## Task:
Filter the records below for the word "disabled". Copy each line that holds it.

---+---

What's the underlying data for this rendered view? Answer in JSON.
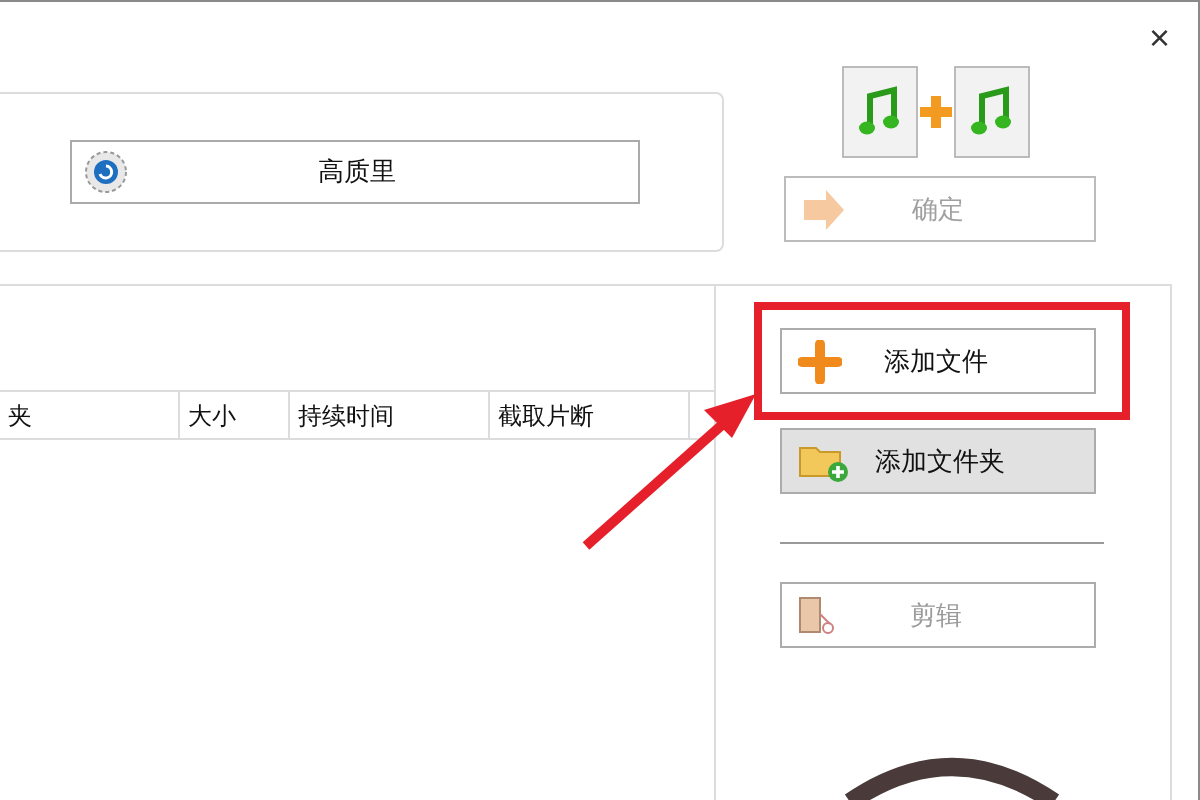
{
  "window": {
    "close": "×"
  },
  "quality_button": {
    "label": "高质里"
  },
  "confirm_button": {
    "label": "确定",
    "disabled": true
  },
  "table": {
    "columns": [
      "夹",
      "大小",
      "持续时间",
      "截取片断"
    ]
  },
  "side_buttons": [
    {
      "kind": "add-file",
      "label": "添加文件",
      "highlighted": true,
      "disabled": false
    },
    {
      "kind": "add-folder",
      "label": "添加文件夹",
      "highlighted": false,
      "disabled": false
    },
    {
      "kind": "cut",
      "label": "剪辑",
      "highlighted": false,
      "disabled": true
    }
  ]
}
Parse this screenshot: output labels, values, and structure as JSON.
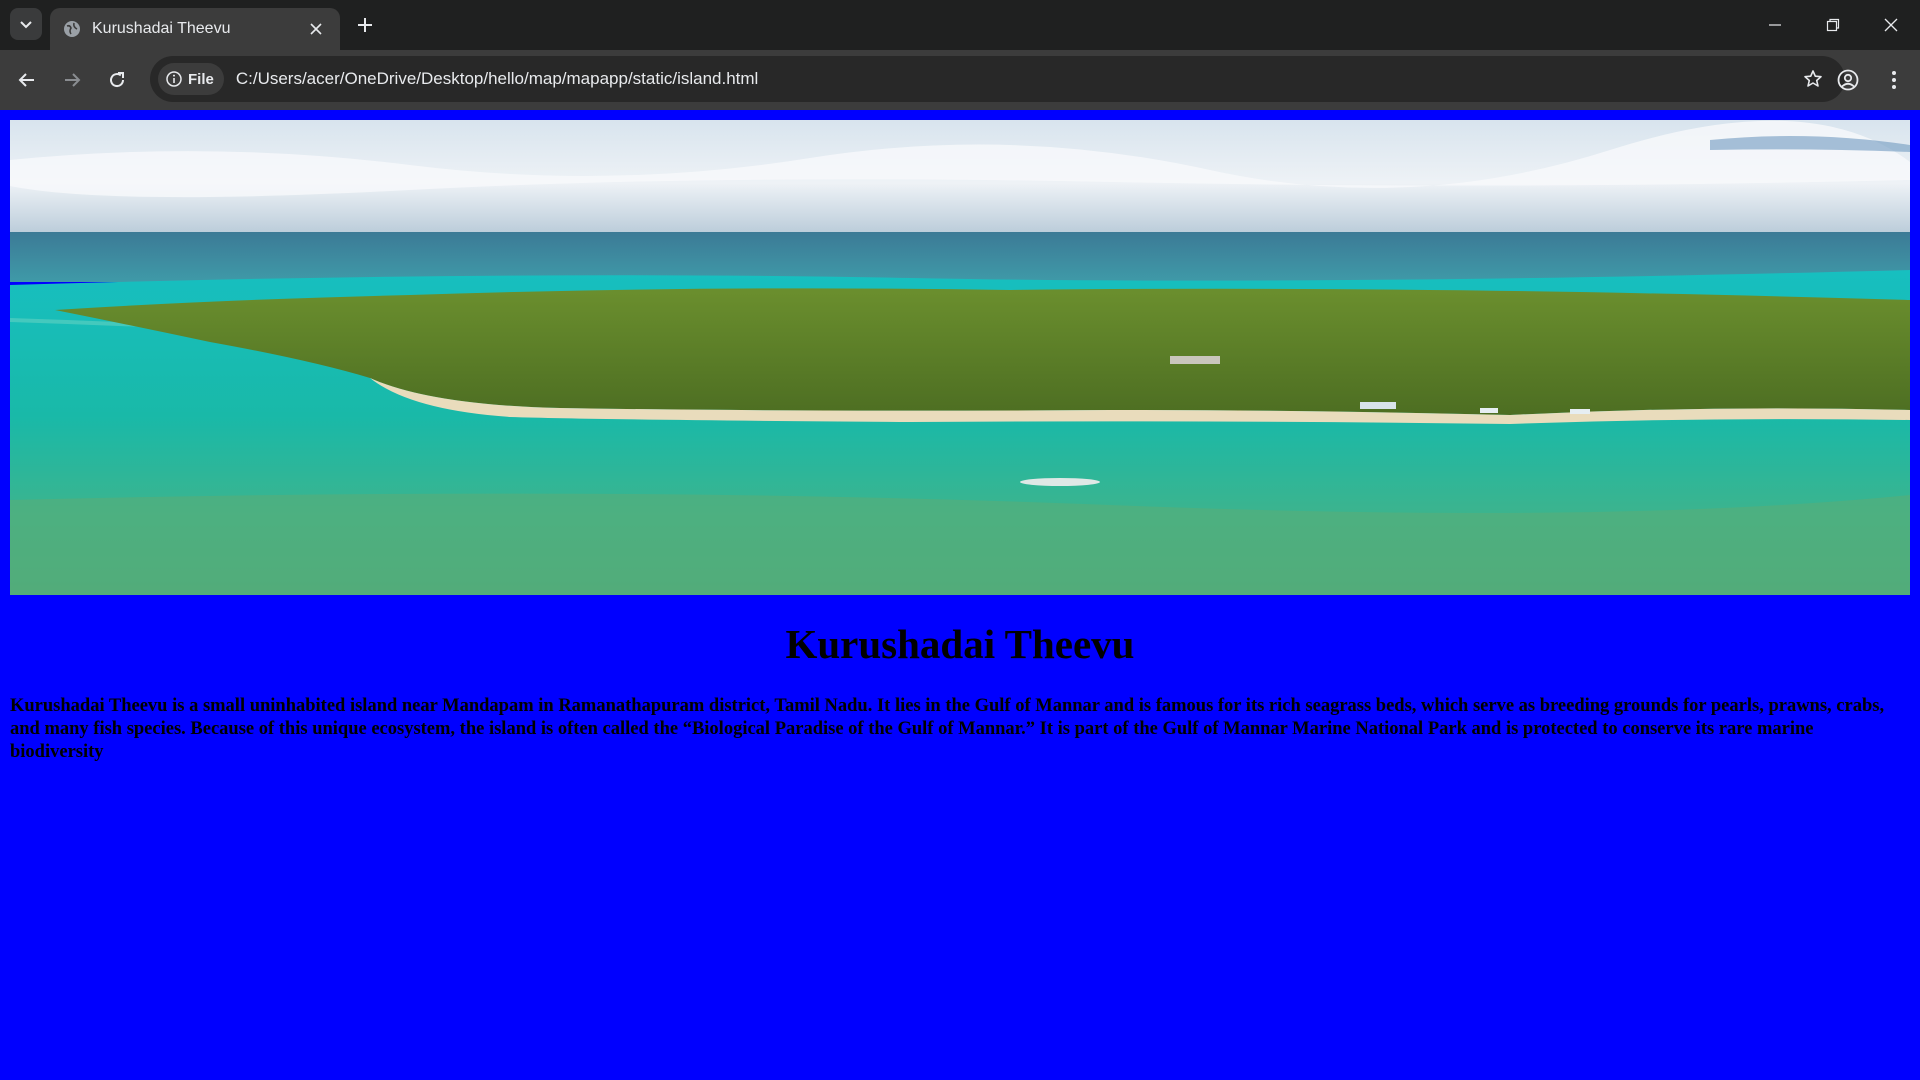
{
  "browser": {
    "tab": {
      "title": "Kurushadai Theevu"
    },
    "address_bar": {
      "chip_label": "File",
      "url": "C:/Users/acer/OneDrive/Desktop/hello/map/mapapp/static/island.html"
    }
  },
  "page": {
    "background_color": "#0000ff",
    "title": "Kurushadai Theevu",
    "description": "Kurushadai Theevu is a small uninhabited island near Mandapam in Ramanathapuram district, Tamil Nadu. It lies in the Gulf of Mannar and is famous for its rich seagrass beds, which serve as breeding grounds for pearls, prawns, crabs, and many fish species. Because of this unique ecosystem, the island is often called the “Biological Paradise of the Gulf of Mannar.” It is part of the Gulf of Mannar Marine National Park and is protected to conserve its rare marine biodiversity"
  }
}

---+---

## Finished answer:
    "disabled": true
      "disabled": false
      "disabled": false
      "disabled": true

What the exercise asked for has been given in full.